::: RECORDED DATA :::
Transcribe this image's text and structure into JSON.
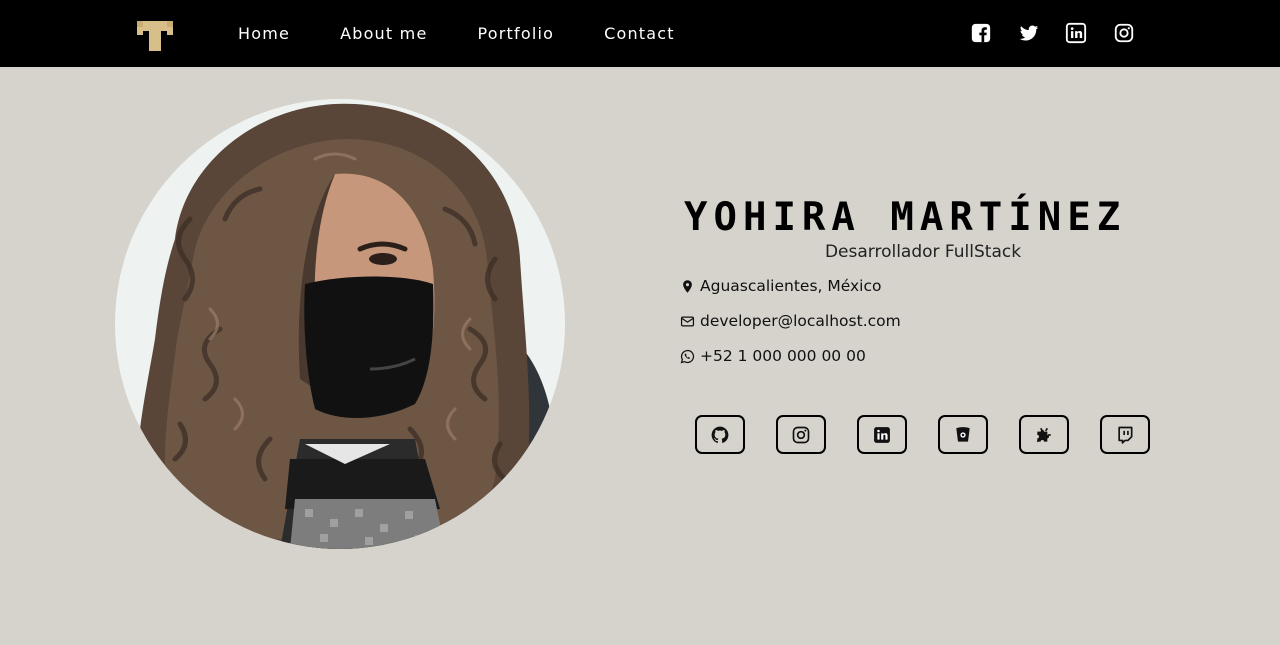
{
  "nav": {
    "logo_icon": "pixel-t-logo",
    "links": [
      "Home",
      "About me",
      "Portfolio",
      "Contact"
    ],
    "social_icons": [
      "facebook-icon",
      "twitter-icon",
      "linkedin-icon",
      "instagram-icon"
    ]
  },
  "profile": {
    "photo_icon": "profile-photo",
    "name": "YOHIRA MARTÍNEZ",
    "role": "Desarrollador FullStack",
    "location": "Aguascalientes, México",
    "email": "developer@localhost.com",
    "phone": "+52 1 000 000 00 00"
  },
  "badges": [
    "github-icon",
    "instagram-icon",
    "linkedin-icon",
    "bucket-icon",
    "puzzle-icon",
    "twitch-icon"
  ],
  "colors": {
    "navbar": "#000000",
    "background": "#d6d3cc",
    "logo": "#d8be88",
    "text": "#111111"
  }
}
:::
DIRECTIONS – Your copy should match the records word for word, with the pictures removed.

TASK RESULT –
Transcribe this image's text and structure into JSON.
{
  "nav": {
    "logo_icon": "pixel-t-logo",
    "links": [
      "Home",
      "About me",
      "Portfolio",
      "Contact"
    ],
    "social_icons": [
      "facebook-icon",
      "twitter-icon",
      "linkedin-icon",
      "instagram-icon"
    ]
  },
  "profile": {
    "photo_icon": "profile-photo",
    "name": "YOHIRA MARTÍNEZ",
    "role": "Desarrollador FullStack",
    "location": "Aguascalientes, México",
    "email": "developer@localhost.com",
    "phone": "+52 1 000 000 00 00"
  },
  "badges": [
    "github-icon",
    "instagram-icon",
    "linkedin-icon",
    "bucket-icon",
    "puzzle-icon",
    "twitch-icon"
  ],
  "colors": {
    "navbar": "#000000",
    "background": "#d6d3cc",
    "logo": "#d8be88",
    "text": "#111111"
  }
}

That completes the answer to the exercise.